● **Task description**
Scan the data below for the string "value". Copy every line where it appears.

========================================================================

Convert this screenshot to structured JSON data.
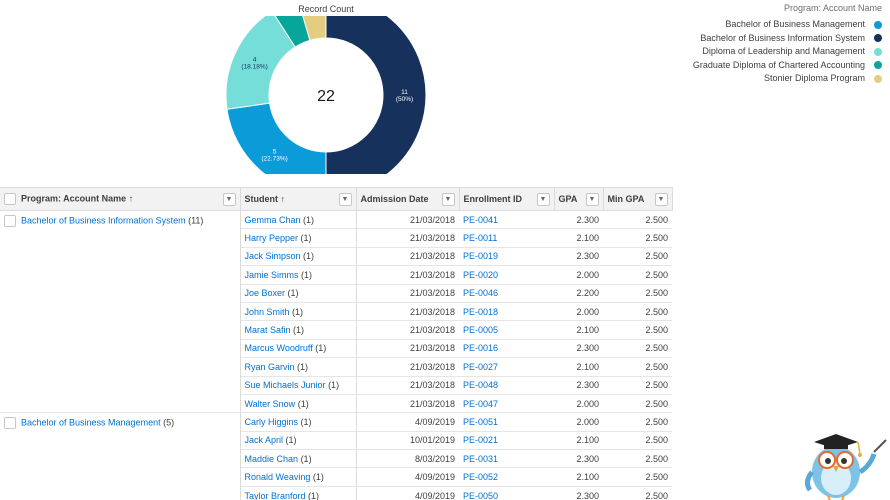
{
  "chart": {
    "title": "Record Count",
    "total_label": "22"
  },
  "chart_data": {
    "type": "pie",
    "title": "Record Count",
    "legend_title": "Program: Account Name",
    "legend_position": "top-right",
    "center_label": "22",
    "total": 22,
    "slices": [
      {
        "name": "Bachelor of Business Management",
        "value": 5,
        "label": "5",
        "pct_label": "(22.73%)",
        "color": "#0b9bd8"
      },
      {
        "name": "Bachelor of Business Information System",
        "value": 11,
        "label": "11",
        "pct_label": "(50%)",
        "color": "#16325c"
      },
      {
        "name": "Diploma of Leadership and Management",
        "value": 4,
        "label": "4",
        "pct_label": "(18.18%)",
        "color": "#76ded9"
      },
      {
        "name": "Graduate Diploma of Chartered Accounting",
        "value": 1,
        "label": "",
        "pct_label": "",
        "color": "#08a69a"
      },
      {
        "name": "Stonier Diploma Program",
        "value": 1,
        "label": "",
        "pct_label": "",
        "color": "#e3cd81"
      }
    ]
  },
  "legend": {
    "title": "Program: Account Name",
    "items": [
      {
        "label": "Bachelor of Business Management",
        "color": "#0b9bd8"
      },
      {
        "label": "Bachelor of Business Information System",
        "color": "#16325c"
      },
      {
        "label": "Diploma of Leadership and Management",
        "color": "#76ded9"
      },
      {
        "label": "Graduate Diploma of Chartered Accounting",
        "color": "#08a69a"
      },
      {
        "label": "Stonier Diploma Program",
        "color": "#e3cd81"
      }
    ]
  },
  "table": {
    "headers": {
      "program": "Program: Account Name ↑",
      "student": "Student ↑",
      "admission": "Admission Date",
      "enrollment": "Enrollment ID",
      "gpa": "GPA",
      "min_gpa": "Min GPA"
    },
    "groups": [
      {
        "name": "Bachelor of Business Information System",
        "count": "(11)",
        "rows": [
          {
            "student": "Gemma Chan",
            "count": "(1)",
            "date": "21/03/2018",
            "id": "PE-0041",
            "gpa": "2.300",
            "min": "2.500"
          },
          {
            "student": "Harry Pepper",
            "count": "(1)",
            "date": "21/03/2018",
            "id": "PE-0011",
            "gpa": "2.100",
            "min": "2.500"
          },
          {
            "student": "Jack Simpson",
            "count": "(1)",
            "date": "21/03/2018",
            "id": "PE-0019",
            "gpa": "2.300",
            "min": "2.500"
          },
          {
            "student": "Jamie Simms",
            "count": "(1)",
            "date": "21/03/2018",
            "id": "PE-0020",
            "gpa": "2.000",
            "min": "2.500"
          },
          {
            "student": "Joe Boxer",
            "count": "(1)",
            "date": "21/03/2018",
            "id": "PE-0046",
            "gpa": "2.200",
            "min": "2.500"
          },
          {
            "student": "John Smith",
            "count": "(1)",
            "date": "21/03/2018",
            "id": "PE-0018",
            "gpa": "2.000",
            "min": "2.500"
          },
          {
            "student": "Marat Safin",
            "count": "(1)",
            "date": "21/03/2018",
            "id": "PE-0005",
            "gpa": "2.100",
            "min": "2.500"
          },
          {
            "student": "Marcus Woodruff",
            "count": "(1)",
            "date": "21/03/2018",
            "id": "PE-0016",
            "gpa": "2.300",
            "min": "2.500"
          },
          {
            "student": "Ryan Garvin",
            "count": "(1)",
            "date": "21/03/2018",
            "id": "PE-0027",
            "gpa": "2.100",
            "min": "2.500"
          },
          {
            "student": "Sue Michaels Junior",
            "count": "(1)",
            "date": "21/03/2018",
            "id": "PE-0048",
            "gpa": "2.300",
            "min": "2.500"
          },
          {
            "student": "Walter Snow",
            "count": "(1)",
            "date": "21/03/2018",
            "id": "PE-0047",
            "gpa": "2.000",
            "min": "2.500"
          }
        ]
      },
      {
        "name": "Bachelor of Business Management",
        "count": "(5)",
        "rows": [
          {
            "student": "Carly Higgins",
            "count": "(1)",
            "date": "4/09/2019",
            "id": "PE-0051",
            "gpa": "2.000",
            "min": "2.500"
          },
          {
            "student": "Jack April",
            "count": "(1)",
            "date": "10/01/2019",
            "id": "PE-0021",
            "gpa": "2.100",
            "min": "2.500"
          },
          {
            "student": "Maddie Chan",
            "count": "(1)",
            "date": "8/03/2019",
            "id": "PE-0031",
            "gpa": "2.300",
            "min": "2.500"
          },
          {
            "student": "Ronald Weaving",
            "count": "(1)",
            "date": "4/09/2019",
            "id": "PE-0052",
            "gpa": "2.100",
            "min": "2.500"
          },
          {
            "student": "Taylor Branford",
            "count": "(1)",
            "date": "4/09/2019",
            "id": "PE-0050",
            "gpa": "2.300",
            "min": "2.500"
          }
        ]
      }
    ]
  }
}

========================================================================

● **Task answer**
        "value": 5,
        "value": 11,
        "value": 4,
        "value": 1,
        "value": 1,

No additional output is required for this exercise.